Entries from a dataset

-- -- --

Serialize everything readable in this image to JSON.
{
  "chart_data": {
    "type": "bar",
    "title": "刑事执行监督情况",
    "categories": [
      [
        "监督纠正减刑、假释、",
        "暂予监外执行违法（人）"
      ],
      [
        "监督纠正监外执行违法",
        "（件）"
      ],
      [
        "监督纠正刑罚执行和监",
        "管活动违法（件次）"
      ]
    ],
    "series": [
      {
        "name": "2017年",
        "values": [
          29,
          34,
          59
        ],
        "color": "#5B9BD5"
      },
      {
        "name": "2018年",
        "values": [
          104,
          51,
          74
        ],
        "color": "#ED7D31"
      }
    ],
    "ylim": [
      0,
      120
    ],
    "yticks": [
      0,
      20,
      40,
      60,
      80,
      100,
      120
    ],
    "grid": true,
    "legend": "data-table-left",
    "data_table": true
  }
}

-- -- --

Aim of the exercise:
Produce an exact copy of the whole listing.

Solution below:
Serialize everything readable in this image to JSON.
{
  "chart_data": {
    "type": "bar",
    "title": "刑事执行监督情况",
    "categories": [
      [
        "监督纠正减刑、假释、",
        "暂予监外执行违法（人）"
      ],
      [
        "监督纠正监外执行违法",
        "（件）"
      ],
      [
        "监督纠正刑罚执行和监",
        "管活动违法（件次）"
      ]
    ],
    "series": [
      {
        "name": "2017年",
        "values": [
          29,
          34,
          59
        ],
        "color": "#5B9BD5"
      },
      {
        "name": "2018年",
        "values": [
          104,
          51,
          74
        ],
        "color": "#ED7D31"
      }
    ],
    "ylim": [
      0,
      120
    ],
    "yticks": [
      0,
      20,
      40,
      60,
      80,
      100,
      120
    ],
    "grid": true,
    "legend": "data-table-left",
    "data_table": true
  }
}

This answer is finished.